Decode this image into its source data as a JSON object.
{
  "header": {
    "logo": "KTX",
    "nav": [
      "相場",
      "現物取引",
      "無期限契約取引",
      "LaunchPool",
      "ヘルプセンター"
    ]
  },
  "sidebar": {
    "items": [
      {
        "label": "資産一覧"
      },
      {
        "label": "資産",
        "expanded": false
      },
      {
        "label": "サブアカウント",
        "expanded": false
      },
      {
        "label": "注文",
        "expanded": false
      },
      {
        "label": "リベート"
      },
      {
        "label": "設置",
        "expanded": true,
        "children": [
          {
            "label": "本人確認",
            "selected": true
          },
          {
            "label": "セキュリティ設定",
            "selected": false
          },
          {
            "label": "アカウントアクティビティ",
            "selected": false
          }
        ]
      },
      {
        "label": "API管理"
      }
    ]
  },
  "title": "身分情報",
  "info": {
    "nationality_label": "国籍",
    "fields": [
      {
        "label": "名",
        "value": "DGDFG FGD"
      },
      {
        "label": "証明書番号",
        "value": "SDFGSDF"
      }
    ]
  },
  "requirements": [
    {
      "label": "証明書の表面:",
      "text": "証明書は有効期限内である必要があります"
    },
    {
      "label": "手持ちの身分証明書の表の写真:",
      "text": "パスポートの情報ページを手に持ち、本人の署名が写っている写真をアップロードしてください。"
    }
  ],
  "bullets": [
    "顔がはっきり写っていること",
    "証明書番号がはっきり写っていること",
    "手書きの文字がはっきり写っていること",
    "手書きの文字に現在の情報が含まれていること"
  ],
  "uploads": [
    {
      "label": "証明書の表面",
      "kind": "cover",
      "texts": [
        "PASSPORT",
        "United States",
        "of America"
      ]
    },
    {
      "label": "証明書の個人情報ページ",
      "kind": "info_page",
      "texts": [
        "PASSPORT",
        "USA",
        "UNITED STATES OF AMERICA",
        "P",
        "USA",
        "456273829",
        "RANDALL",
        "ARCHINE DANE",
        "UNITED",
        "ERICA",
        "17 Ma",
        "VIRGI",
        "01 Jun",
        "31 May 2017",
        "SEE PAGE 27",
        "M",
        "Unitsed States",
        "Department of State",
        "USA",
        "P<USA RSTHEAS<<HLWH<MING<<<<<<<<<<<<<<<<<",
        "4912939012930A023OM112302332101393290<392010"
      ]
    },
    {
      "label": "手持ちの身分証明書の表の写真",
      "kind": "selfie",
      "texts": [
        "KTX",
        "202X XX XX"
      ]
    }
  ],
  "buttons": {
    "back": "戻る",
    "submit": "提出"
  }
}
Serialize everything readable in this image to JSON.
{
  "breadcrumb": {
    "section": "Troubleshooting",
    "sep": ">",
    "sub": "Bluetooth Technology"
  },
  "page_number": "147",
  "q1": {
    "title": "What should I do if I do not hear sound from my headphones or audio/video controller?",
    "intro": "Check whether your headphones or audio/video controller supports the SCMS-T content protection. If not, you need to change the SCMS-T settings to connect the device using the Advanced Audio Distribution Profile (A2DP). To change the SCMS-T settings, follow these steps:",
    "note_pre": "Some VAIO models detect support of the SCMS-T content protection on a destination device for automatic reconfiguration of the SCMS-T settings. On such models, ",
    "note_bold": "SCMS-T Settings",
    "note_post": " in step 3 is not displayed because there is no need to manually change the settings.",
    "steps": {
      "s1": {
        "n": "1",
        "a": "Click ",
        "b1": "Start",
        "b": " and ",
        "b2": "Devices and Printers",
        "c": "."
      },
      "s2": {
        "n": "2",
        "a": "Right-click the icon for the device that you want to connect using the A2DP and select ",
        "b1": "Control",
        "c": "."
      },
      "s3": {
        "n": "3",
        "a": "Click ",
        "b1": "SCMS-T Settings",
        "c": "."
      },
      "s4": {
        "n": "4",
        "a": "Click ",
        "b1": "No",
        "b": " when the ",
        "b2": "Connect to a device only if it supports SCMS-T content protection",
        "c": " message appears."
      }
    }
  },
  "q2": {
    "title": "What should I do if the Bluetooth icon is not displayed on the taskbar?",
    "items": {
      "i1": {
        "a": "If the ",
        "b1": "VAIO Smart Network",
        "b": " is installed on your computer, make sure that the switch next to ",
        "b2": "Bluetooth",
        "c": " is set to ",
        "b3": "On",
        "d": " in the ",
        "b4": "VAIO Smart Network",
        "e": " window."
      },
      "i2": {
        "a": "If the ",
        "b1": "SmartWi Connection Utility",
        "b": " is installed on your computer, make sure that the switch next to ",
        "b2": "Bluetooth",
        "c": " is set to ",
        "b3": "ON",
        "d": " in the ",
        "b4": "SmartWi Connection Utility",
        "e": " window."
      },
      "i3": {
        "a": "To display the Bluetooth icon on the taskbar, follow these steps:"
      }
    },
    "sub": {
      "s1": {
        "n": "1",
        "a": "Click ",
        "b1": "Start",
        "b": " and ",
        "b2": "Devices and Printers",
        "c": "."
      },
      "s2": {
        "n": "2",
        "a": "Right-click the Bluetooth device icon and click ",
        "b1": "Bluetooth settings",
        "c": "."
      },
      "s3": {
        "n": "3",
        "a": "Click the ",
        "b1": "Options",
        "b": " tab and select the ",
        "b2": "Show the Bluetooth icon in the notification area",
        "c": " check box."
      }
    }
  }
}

• The exercise: Repeat every record, keeping each word and mark exactly as it is.

• Final answer:
Decode this image into its source data as a JSON object.
{
  "header": {
    "logo": "KTX",
    "nav": [
      "相場",
      "現物取引",
      "無期限契約取引",
      "LaunchPool",
      "ヘルプセンター"
    ]
  },
  "sidebar": {
    "items": [
      {
        "label": "資産一覧"
      },
      {
        "label": "資産",
        "expanded": false
      },
      {
        "label": "サブアカウント",
        "expanded": false
      },
      {
        "label": "注文",
        "expanded": false
      },
      {
        "label": "リベート"
      },
      {
        "label": "設置",
        "expanded": true,
        "children": [
          {
            "label": "本人確認",
            "selected": true
          },
          {
            "label": "セキュリティ設定",
            "selected": false
          },
          {
            "label": "アカウントアクティビティ",
            "selected": false
          }
        ]
      },
      {
        "label": "API管理"
      }
    ]
  },
  "title": "身分情報",
  "info": {
    "nationality_label": "国籍",
    "fields": [
      {
        "label": "名",
        "value": "DGDFG FGD"
      },
      {
        "label": "証明書番号",
        "value": "SDFGSDF"
      }
    ]
  },
  "requirements": [
    {
      "label": "証明書の表面:",
      "text": "証明書は有効期限内である必要があります"
    },
    {
      "label": "手持ちの身分証明書の表の写真:",
      "text": "パスポートの情報ページを手に持ち、本人の署名が写っている写真をアップロードしてください。"
    }
  ],
  "bullets": [
    "顔がはっきり写っていること",
    "証明書番号がはっきり写っていること",
    "手書きの文字がはっきり写っていること",
    "手書きの文字に現在の情報が含まれていること"
  ],
  "uploads": [
    {
      "label": "証明書の表面",
      "kind": "cover",
      "texts": [
        "PASSPORT",
        "United States",
        "of America"
      ]
    },
    {
      "label": "証明書の個人情報ページ",
      "kind": "info_page",
      "texts": [
        "PASSPORT",
        "USA",
        "UNITED STATES OF AMERICA",
        "P",
        "USA",
        "456273829",
        "RANDALL",
        "ARCHINE DANE",
        "UNITED",
        "ERICA",
        "17 Ma",
        "VIRGI",
        "01 Jun",
        "31 May 2017",
        "SEE PAGE 27",
        "M",
        "Unitsed States",
        "Department of State",
        "USA",
        "P<USA RSTHEAS<<HLWH<MING<<<<<<<<<<<<<<<<<",
        "4912939012930A023OM112302332101393290<392010"
      ]
    },
    {
      "label": "手持ちの身分証明書の表の写真",
      "kind": "selfie",
      "texts": [
        "KTX",
        "202X XX XX"
      ]
    }
  ],
  "buttons": {
    "back": "戻る",
    "submit": "提出"
  }
}
Serialize everything readable in this image to JSON.
{
  "breadcrumb": {
    "section": "Troubleshooting",
    "sep": ">",
    "sub": "Bluetooth Technology"
  },
  "page_number": "147",
  "q1": {
    "title": "What should I do if I do not hear sound from my headphones or audio/video controller?",
    "intro": "Check whether your headphones or audio/video controller supports the SCMS-T content protection. If not, you need to change the SCMS-T settings to connect the device using the Advanced Audio Distribution Profile (A2DP). To change the SCMS-T settings, follow these steps:",
    "note_pre": "Some VAIO models detect support of the SCMS-T content protection on a destination device for automatic reconfiguration of the SCMS-T settings. On such models, ",
    "note_bold": "SCMS-T Settings",
    "note_post": " in step 3 is not displayed because there is no need to manually change the settings.",
    "steps": {
      "s1": {
        "n": "1",
        "a": "Click ",
        "b1": "Start",
        "b": " and ",
        "b2": "Devices and Printers",
        "c": "."
      },
      "s2": {
        "n": "2",
        "a": "Right-click the icon for the device that you want to connect using the A2DP and select ",
        "b1": "Control",
        "c": "."
      },
      "s3": {
        "n": "3",
        "a": "Click ",
        "b1": "SCMS-T Settings",
        "c": "."
      },
      "s4": {
        "n": "4",
        "a": "Click ",
        "b1": "No",
        "b": " when the ",
        "b2": "Connect to a device only if it supports SCMS-T content protection",
        "c": " message appears."
      }
    }
  },
  "q2": {
    "title": "What should I do if the Bluetooth icon is not displayed on the taskbar?",
    "items": {
      "i1": {
        "a": "If the ",
        "b1": "VAIO Smart Network",
        "b": " is installed on your computer, make sure that the switch next to ",
        "b2": "Bluetooth",
        "c": " is set to ",
        "b3": "On",
        "d": " in the ",
        "b4": "VAIO Smart Network",
        "e": " window."
      },
      "i2": {
        "a": "If the ",
        "b1": "SmartWi Connection Utility",
        "b": " is installed on your computer, make sure that the switch next to ",
        "b2": "Bluetooth",
        "c": " is set to ",
        "b3": "ON",
        "d": " in the ",
        "b4": "SmartWi Connection Utility",
        "e": " window."
      },
      "i3": {
        "a": "To display the Bluetooth icon on the taskbar, follow these steps:"
      }
    },
    "sub": {
      "s1": {
        "n": "1",
        "a": "Click ",
        "b1": "Start",
        "b": " and ",
        "b2": "Devices and Printers",
        "c": "."
      },
      "s2": {
        "n": "2",
        "a": "Right-click the Bluetooth device icon and click ",
        "b1": "Bluetooth settings",
        "c": "."
      },
      "s3": {
        "n": "3",
        "a": "Click the ",
        "b1": "Options",
        "b": " tab and select the ",
        "b2": "Show the Bluetooth icon in the notification area",
        "c": " check box."
      }
    }
  }
}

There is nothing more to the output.